Instructions to follow
Look through the data below and return each line where "false" appears.

[Collected data entries]
──────────

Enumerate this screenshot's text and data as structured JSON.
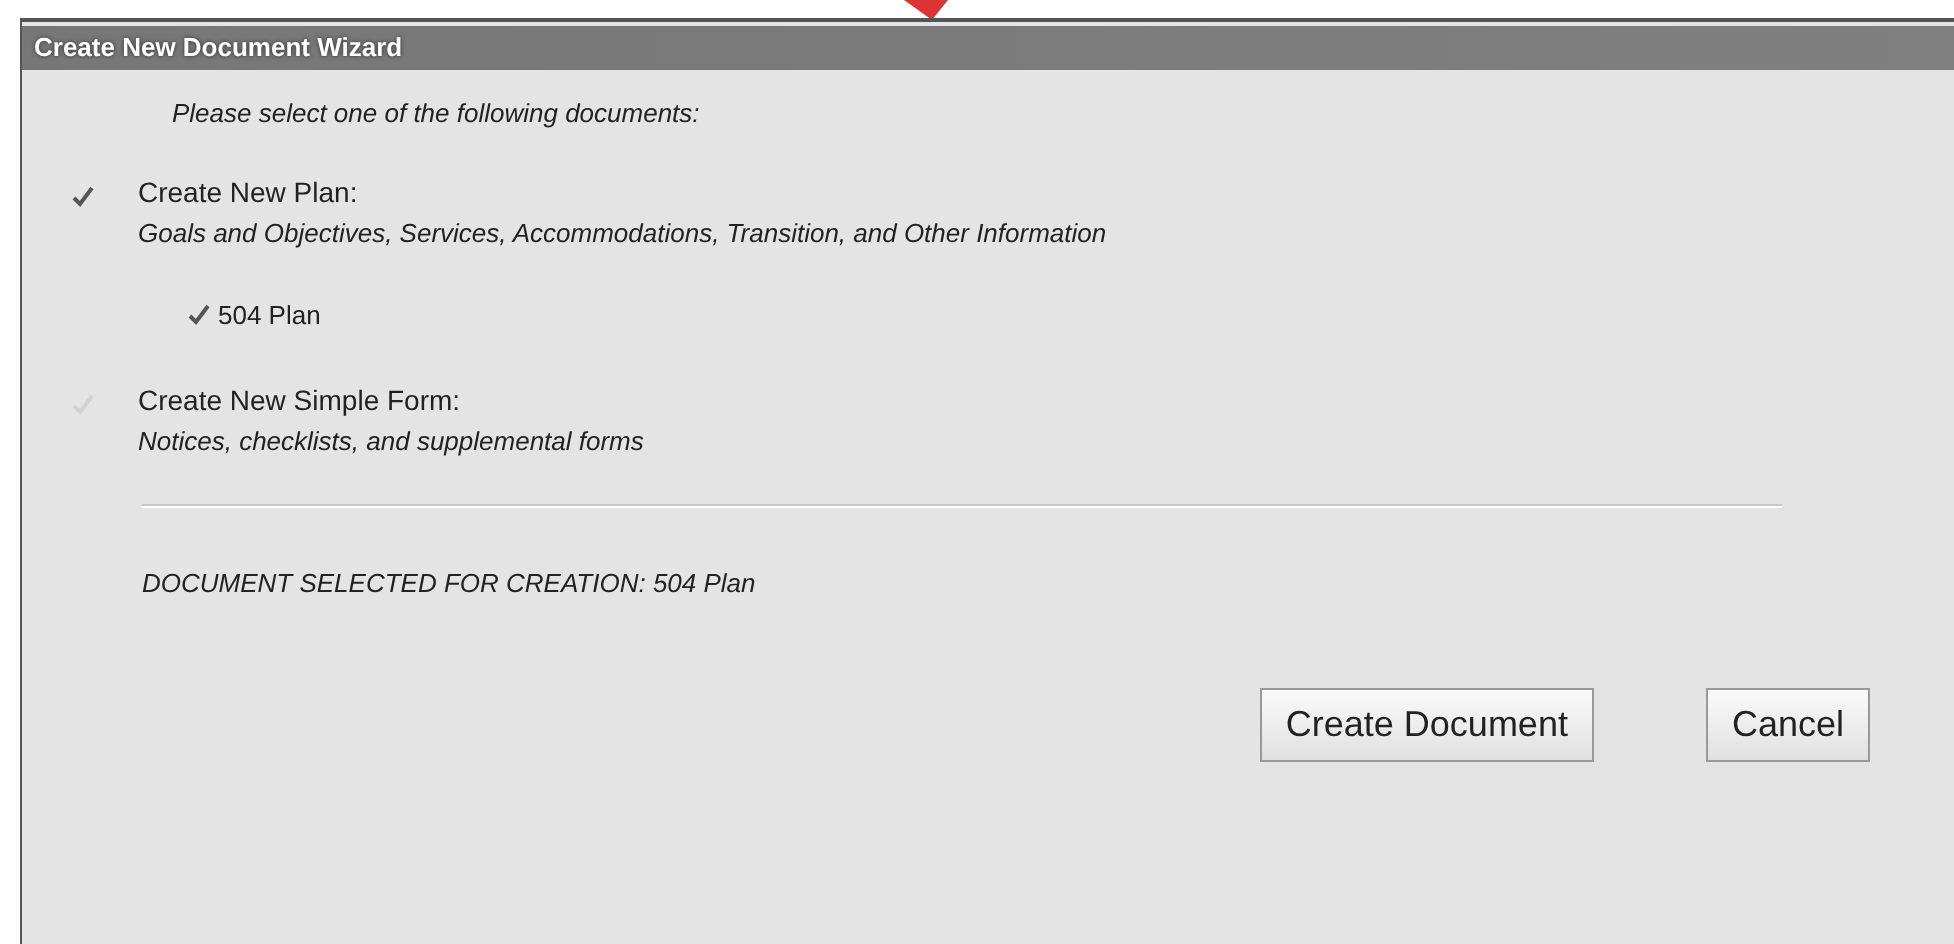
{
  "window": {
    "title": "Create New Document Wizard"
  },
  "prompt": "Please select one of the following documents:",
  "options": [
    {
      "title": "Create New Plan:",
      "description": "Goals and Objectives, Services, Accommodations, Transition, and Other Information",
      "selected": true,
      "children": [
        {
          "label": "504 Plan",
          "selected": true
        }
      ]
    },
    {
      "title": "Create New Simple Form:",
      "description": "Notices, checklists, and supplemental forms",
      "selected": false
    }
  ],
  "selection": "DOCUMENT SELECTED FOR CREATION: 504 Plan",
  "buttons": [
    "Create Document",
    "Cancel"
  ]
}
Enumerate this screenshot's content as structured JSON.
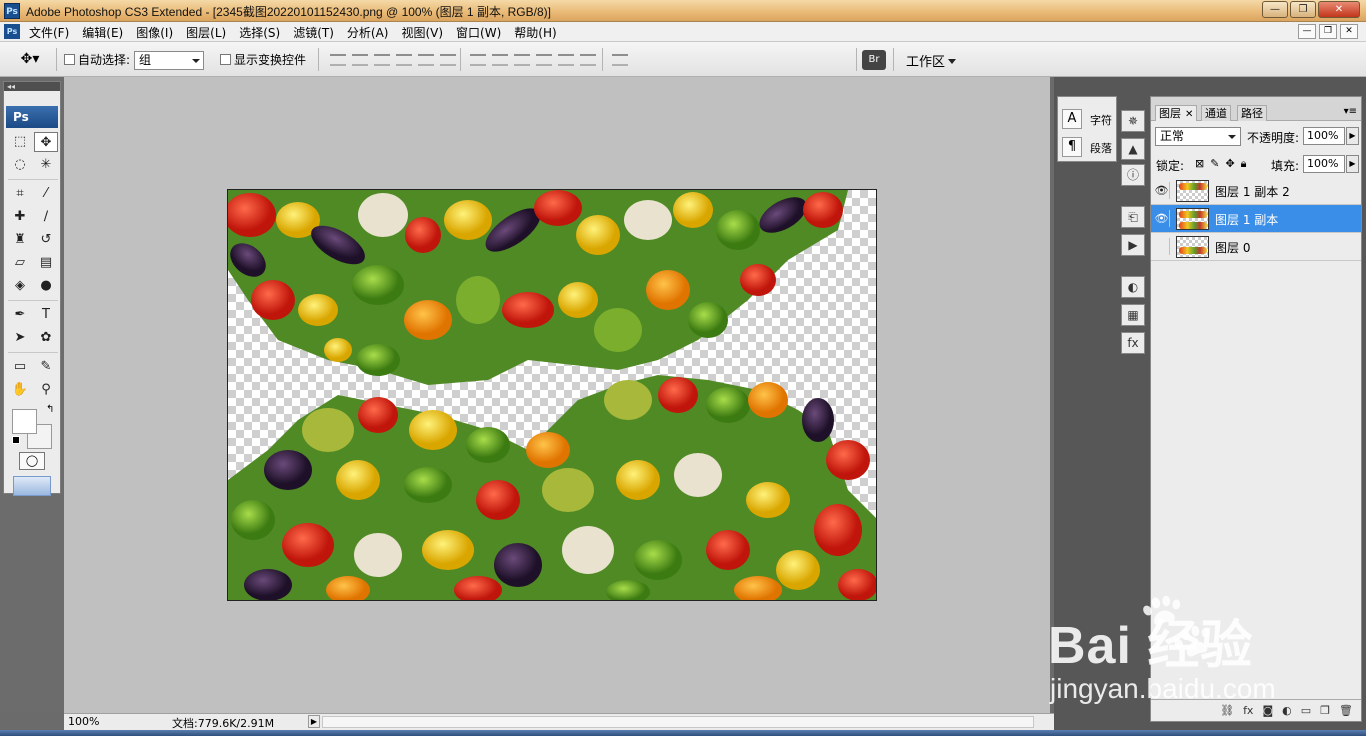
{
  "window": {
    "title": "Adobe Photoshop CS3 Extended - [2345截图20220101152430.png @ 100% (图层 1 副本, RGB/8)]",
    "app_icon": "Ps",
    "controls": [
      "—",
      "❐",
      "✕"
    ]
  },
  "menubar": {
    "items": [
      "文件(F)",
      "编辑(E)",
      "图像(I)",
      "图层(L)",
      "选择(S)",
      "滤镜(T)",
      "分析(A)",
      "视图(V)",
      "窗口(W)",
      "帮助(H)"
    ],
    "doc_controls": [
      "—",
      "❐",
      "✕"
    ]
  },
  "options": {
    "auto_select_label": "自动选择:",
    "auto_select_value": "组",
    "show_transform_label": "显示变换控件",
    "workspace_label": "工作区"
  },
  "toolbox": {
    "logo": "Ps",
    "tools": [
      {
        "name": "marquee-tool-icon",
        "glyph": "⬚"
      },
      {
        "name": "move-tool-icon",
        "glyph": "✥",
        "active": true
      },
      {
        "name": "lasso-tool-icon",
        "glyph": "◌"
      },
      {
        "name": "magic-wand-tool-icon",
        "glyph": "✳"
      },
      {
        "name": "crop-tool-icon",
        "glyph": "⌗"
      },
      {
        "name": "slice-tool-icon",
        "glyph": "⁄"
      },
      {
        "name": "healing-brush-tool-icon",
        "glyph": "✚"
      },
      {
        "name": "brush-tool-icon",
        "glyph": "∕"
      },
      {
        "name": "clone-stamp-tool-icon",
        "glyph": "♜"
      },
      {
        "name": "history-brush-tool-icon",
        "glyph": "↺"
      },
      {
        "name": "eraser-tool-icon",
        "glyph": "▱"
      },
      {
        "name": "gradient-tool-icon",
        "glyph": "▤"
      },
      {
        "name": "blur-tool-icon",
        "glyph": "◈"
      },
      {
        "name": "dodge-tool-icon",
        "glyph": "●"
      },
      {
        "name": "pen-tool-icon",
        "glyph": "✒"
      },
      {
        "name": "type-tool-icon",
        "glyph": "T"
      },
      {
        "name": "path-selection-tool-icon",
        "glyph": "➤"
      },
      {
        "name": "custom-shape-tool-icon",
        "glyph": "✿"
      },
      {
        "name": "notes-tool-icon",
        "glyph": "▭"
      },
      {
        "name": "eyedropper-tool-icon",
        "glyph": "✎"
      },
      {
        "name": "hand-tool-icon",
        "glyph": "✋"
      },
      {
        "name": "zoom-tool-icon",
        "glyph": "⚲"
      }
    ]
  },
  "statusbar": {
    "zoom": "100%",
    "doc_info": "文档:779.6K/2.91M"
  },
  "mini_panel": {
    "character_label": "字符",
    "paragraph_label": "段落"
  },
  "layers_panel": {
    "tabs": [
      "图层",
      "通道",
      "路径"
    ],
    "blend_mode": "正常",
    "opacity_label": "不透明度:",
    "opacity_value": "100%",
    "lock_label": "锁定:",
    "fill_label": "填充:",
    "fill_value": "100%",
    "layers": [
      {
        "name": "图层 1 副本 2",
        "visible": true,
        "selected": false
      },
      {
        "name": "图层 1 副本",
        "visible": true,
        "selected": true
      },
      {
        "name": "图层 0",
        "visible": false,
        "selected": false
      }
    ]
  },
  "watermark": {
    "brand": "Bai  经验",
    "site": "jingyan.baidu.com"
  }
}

──────────

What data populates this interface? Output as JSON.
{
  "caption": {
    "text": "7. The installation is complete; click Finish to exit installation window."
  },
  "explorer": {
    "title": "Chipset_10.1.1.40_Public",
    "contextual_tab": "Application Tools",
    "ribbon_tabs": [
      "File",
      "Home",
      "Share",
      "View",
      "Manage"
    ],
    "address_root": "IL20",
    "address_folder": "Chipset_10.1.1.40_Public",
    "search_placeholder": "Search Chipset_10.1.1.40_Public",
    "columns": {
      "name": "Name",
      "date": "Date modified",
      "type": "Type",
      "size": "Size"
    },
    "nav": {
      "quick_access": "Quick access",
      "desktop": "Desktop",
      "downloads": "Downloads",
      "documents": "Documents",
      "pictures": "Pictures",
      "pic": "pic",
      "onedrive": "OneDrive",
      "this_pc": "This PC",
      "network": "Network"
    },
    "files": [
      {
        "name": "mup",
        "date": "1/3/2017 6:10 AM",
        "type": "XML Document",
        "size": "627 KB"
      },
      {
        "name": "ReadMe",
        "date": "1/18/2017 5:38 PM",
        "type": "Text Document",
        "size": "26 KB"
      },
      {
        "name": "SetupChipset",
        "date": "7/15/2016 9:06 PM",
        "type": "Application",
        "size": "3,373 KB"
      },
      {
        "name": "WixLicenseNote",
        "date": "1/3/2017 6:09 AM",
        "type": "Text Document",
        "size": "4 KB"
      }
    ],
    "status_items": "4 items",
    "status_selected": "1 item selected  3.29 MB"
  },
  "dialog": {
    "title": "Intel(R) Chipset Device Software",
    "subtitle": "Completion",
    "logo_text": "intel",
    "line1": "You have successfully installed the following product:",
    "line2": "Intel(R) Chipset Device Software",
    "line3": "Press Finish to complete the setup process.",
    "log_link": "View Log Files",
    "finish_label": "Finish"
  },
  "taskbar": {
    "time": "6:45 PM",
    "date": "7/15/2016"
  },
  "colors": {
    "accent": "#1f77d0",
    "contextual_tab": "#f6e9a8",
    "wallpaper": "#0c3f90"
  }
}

──────────

Solved problem
      "selected": false
        "selected": false
        "visible": false,
        "selected": false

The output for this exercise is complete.